> **Given problem**
Write out each line of the material again, word for word.

Stored records:
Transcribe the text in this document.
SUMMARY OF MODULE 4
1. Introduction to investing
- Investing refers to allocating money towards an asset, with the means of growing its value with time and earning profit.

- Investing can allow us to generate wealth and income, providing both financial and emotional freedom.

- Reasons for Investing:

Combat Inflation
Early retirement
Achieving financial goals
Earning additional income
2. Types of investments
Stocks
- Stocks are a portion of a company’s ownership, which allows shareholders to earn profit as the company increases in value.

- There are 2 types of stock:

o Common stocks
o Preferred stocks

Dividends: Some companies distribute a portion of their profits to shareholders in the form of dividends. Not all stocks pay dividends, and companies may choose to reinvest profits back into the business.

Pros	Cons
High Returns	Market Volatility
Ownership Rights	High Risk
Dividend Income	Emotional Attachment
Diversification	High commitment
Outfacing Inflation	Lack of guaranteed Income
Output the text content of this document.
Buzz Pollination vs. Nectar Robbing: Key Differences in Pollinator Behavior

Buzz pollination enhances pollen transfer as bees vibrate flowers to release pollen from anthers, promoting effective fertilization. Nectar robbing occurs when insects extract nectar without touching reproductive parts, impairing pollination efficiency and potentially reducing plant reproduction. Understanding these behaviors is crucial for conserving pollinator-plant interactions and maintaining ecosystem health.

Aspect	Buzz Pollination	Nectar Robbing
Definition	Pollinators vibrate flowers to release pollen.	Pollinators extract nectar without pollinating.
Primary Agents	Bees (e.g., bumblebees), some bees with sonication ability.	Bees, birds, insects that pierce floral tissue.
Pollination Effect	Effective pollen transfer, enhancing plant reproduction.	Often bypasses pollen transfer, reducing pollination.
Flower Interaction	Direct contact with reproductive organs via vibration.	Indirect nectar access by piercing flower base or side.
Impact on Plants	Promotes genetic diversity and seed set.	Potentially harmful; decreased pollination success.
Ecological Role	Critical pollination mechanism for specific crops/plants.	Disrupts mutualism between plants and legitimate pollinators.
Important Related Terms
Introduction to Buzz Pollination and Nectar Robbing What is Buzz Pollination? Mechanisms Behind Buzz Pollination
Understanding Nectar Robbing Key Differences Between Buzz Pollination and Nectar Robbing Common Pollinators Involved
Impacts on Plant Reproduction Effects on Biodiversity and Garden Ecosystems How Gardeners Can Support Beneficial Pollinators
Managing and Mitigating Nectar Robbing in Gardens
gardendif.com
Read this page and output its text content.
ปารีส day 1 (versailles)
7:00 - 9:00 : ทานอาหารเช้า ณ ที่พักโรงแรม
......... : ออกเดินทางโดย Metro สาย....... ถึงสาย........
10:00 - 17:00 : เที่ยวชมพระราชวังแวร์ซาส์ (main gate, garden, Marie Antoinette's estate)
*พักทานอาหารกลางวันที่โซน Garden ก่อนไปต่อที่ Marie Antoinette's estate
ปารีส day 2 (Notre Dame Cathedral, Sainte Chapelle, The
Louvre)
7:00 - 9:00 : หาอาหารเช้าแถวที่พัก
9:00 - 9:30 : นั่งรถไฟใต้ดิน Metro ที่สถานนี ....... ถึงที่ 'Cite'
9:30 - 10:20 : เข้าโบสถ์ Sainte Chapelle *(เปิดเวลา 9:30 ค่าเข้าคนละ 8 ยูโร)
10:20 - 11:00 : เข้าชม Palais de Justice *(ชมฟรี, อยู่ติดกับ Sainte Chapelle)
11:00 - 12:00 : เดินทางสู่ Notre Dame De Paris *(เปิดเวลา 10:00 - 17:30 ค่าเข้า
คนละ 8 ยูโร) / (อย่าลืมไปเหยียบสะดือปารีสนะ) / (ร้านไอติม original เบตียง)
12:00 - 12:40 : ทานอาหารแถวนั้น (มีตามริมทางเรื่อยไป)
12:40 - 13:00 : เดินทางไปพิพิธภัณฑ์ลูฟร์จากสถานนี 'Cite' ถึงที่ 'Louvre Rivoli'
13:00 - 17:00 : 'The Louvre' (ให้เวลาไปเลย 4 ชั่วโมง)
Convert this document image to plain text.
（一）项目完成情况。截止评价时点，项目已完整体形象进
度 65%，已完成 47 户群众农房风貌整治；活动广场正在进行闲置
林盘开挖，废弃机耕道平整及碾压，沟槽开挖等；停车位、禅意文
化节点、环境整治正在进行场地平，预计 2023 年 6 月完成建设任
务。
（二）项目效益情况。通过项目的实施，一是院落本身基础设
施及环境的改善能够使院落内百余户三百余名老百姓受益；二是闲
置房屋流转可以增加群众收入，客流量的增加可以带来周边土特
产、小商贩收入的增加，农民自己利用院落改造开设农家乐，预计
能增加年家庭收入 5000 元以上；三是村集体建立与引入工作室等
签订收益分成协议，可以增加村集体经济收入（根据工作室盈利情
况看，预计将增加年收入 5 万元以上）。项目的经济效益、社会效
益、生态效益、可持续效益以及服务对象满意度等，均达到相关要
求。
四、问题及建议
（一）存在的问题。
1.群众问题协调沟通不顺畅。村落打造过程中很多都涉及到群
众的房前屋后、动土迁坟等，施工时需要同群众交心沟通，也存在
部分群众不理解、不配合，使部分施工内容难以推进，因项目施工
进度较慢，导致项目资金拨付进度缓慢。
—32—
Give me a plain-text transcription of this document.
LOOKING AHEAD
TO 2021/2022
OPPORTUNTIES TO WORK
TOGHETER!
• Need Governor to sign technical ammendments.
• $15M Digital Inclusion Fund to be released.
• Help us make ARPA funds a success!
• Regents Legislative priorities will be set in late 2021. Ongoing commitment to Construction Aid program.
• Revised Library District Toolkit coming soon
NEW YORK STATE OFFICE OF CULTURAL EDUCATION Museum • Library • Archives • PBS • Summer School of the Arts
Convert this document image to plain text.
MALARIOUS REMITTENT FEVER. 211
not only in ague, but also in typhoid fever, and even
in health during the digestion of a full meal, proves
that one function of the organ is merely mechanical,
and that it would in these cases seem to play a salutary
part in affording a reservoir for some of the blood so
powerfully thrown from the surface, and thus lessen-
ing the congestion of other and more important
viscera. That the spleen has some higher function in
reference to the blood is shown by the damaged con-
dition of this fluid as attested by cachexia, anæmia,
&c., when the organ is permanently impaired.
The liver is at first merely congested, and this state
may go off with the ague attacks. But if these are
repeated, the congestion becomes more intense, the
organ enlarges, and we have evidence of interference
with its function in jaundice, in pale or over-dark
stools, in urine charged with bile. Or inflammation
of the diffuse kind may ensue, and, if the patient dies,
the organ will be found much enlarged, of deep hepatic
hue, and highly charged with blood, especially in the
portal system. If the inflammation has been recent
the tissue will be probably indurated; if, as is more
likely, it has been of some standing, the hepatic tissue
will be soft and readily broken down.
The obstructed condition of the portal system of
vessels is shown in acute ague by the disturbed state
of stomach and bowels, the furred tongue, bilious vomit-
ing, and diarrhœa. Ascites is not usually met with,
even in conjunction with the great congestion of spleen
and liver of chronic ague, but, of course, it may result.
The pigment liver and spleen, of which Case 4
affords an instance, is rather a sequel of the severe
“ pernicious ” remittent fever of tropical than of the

> **Exercise response**
Transcribe the text in this document.
SUMMARY OF MODULE 4
1. Introduction to investing
- Investing refers to allocating money towards an asset, with the means of growing its value with time and earning profit.

- Investing can allow us to generate wealth and income, providing both financial and emotional freedom.

- Reasons for Investing:

Combat Inflation
Early retirement
Achieving financial goals
Earning additional income
2. Types of investments
Stocks
- Stocks are a portion of a company’s ownership, which allows shareholders to earn profit as the company increases in value.

- There are 2 types of stock:

o Common stocks
o Preferred stocks

Dividends: Some companies distribute a portion of their profits to shareholders in the form of dividends. Not all stocks pay dividends, and companies may choose to reinvest profits back into the business.

Pros	Cons
High Returns	Market Volatility
Ownership Rights	High Risk
Dividend Income	Emotional Attachment
Diversification	High commitment
Outfacing Inflation	Lack of guaranteed Income
Output the text content of this document.
Buzz Pollination vs. Nectar Robbing: Key Differences in Pollinator Behavior

Buzz pollination enhances pollen transfer as bees vibrate flowers to release pollen from anthers, promoting effective fertilization. Nectar robbing occurs when insects extract nectar without touching reproductive parts, impairing pollination efficiency and potentially reducing plant reproduction. Understanding these behaviors is crucial for conserving pollinator-plant interactions and maintaining ecosystem health.

Aspect	Buzz Pollination	Nectar Robbing
Definition	Pollinators vibrate flowers to release pollen.	Pollinators extract nectar without pollinating.
Primary Agents	Bees (e.g., bumblebees), some bees with sonication ability.	Bees, birds, insects that pierce floral tissue.
Pollination Effect	Effective pollen transfer, enhancing plant reproduction.	Often bypasses pollen transfer, reducing pollination.
Flower Interaction	Direct contact with reproductive organs via vibration.	Indirect nectar access by piercing flower base or side.
Impact on Plants	Promotes genetic diversity and seed set.	Potentially harmful; decreased pollination success.
Ecological Role	Critical pollination mechanism for specific crops/plants.	Disrupts mutualism between plants and legitimate pollinators.
Important Related Terms
Introduction to Buzz Pollination and Nectar Robbing What is Buzz Pollination? Mechanisms Behind Buzz Pollination
Understanding Nectar Robbing Key Differences Between Buzz Pollination and Nectar Robbing Common Pollinators Involved
Impacts on Plant Reproduction Effects on Biodiversity and Garden Ecosystems How Gardeners Can Support Beneficial Pollinators
Managing and Mitigating Nectar Robbing in Gardens
gardendif.com
Read this page and output its text content.
ปารีส day 1 (versailles)
7:00 - 9:00 : ทานอาหารเช้า ณ ที่พักโรงแรม
......... : ออกเดินทางโดย Metro สาย....... ถึงสาย........
10:00 - 17:00 : เที่ยวชมพระราชวังแวร์ซาส์ (main gate, garden, Marie Antoinette's estate)
*พักทานอาหารกลางวันที่โซน Garden ก่อนไปต่อที่ Marie Antoinette's estate
ปารีส day 2 (Notre Dame Cathedral, Sainte Chapelle, The
Louvre)
7:00 - 9:00 : หาอาหารเช้าแถวที่พัก
9:00 - 9:30 : นั่งรถไฟใต้ดิน Metro ที่สถานนี ....... ถึงที่ 'Cite'
9:30 - 10:20 : เข้าโบสถ์ Sainte Chapelle *(เปิดเวลา 9:30 ค่าเข้าคนละ 8 ยูโร)
10:20 - 11:00 : เข้าชม Palais de Justice *(ชมฟรี, อยู่ติดกับ Sainte Chapelle)
11:00 - 12:00 : เดินทางสู่ Notre Dame De Paris *(เปิดเวลา 10:00 - 17:30 ค่าเข้า
คนละ 8 ยูโร) / (อย่าลืมไปเหยียบสะดือปารีสนะ) / (ร้านไอติม original เบตียง)
12:00 - 12:40 : ทานอาหารแถวนั้น (มีตามริมทางเรื่อยไป)
12:40 - 13:00 : เดินทางไปพิพิธภัณฑ์ลูฟร์จากสถานนี 'Cite' ถึงที่ 'Louvre Rivoli'
13:00 - 17:00 : 'The Louvre' (ให้เวลาไปเลย 4 ชั่วโมง)
Convert this document image to plain text.
（一）项目完成情况。截止评价时点，项目已完整体形象进
度 65%，已完成 47 户群众农房风貌整治；活动广场正在进行闲置
林盘开挖，废弃机耕道平整及碾压，沟槽开挖等；停车位、禅意文
化节点、环境整治正在进行场地平，预计 2023 年 6 月完成建设任
务。
（二）项目效益情况。通过项目的实施，一是院落本身基础设
施及环境的改善能够使院落内百余户三百余名老百姓受益；二是闲
置房屋流转可以增加群众收入，客流量的增加可以带来周边土特
产、小商贩收入的增加，农民自己利用院落改造开设农家乐，预计
能增加年家庭收入 5000 元以上；三是村集体建立与引入工作室等
签订收益分成协议，可以增加村集体经济收入（根据工作室盈利情
况看，预计将增加年收入 5 万元以上）。项目的经济效益、社会效
益、生态效益、可持续效益以及服务对象满意度等，均达到相关要
求。
四、问题及建议
（一）存在的问题。
1.群众问题协调沟通不顺畅。村落打造过程中很多都涉及到群
众的房前屋后、动土迁坟等，施工时需要同群众交心沟通，也存在
部分群众不理解、不配合，使部分施工内容难以推进，因项目施工
进度较慢，导致项目资金拨付进度缓慢。
—32—
Give me a plain-text transcription of this document.
LOOKING AHEAD
TO 2021/2022
OPPORTUNTIES TO WORK
TOGHETER!
• Need Governor to sign technical ammendments.
• $15M Digital Inclusion Fund to be released.
• Help us make ARPA funds a success!
• Regents Legislative priorities will be set in late 2021. Ongoing commitment to Construction Aid program.
• Revised Library District Toolkit coming soon
NEW YORK STATE OFFICE OF CULTURAL EDUCATION Museum • Library • Archives • PBS • Summer School of the Arts
Convert this document image to plain text.
MALARIOUS REMITTENT FEVER. 211
not only in ague, but also in typhoid fever, and even
in health during the digestion of a full meal, proves
that one function of the organ is merely mechanical,
and that it would in these cases seem to play a salutary
part in affording a reservoir for some of the blood so
powerfully thrown from the surface, and thus lessen-
ing the congestion of other and more important
viscera. That the spleen has some higher function in
reference to the blood is shown by the damaged con-
dition of this fluid as attested by cachexia, anæmia,
&c., when the organ is permanently impaired.
The liver is at first merely congested, and this state
may go off with the ague attacks. But if these are
repeated, the congestion becomes more intense, the
organ enlarges, and we have evidence of interference
with its function in jaundice, in pale or over-dark
stools, in urine charged with bile. Or inflammation
of the diffuse kind may ensue, and, if the patient dies,
the organ will be found much enlarged, of deep hepatic
hue, and highly charged with blood, especially in the
portal system. If the inflammation has been recent
the tissue will be probably indurated; if, as is more
likely, it has been of some standing, the hepatic tissue
will be soft and readily broken down.
The obstructed condition of the portal system of
vessels is shown in acute ague by the disturbed state
of stomach and bowels, the furred tongue, bilious vomit-
ing, and diarrhœa. Ascites is not usually met with,
even in conjunction with the great congestion of spleen
and liver of chronic ague, but, of course, it may result.
The pigment liver and spleen, of which Case 4
affords an instance, is rather a sequel of the severe
“ pernicious ” remittent fever of tropical than of the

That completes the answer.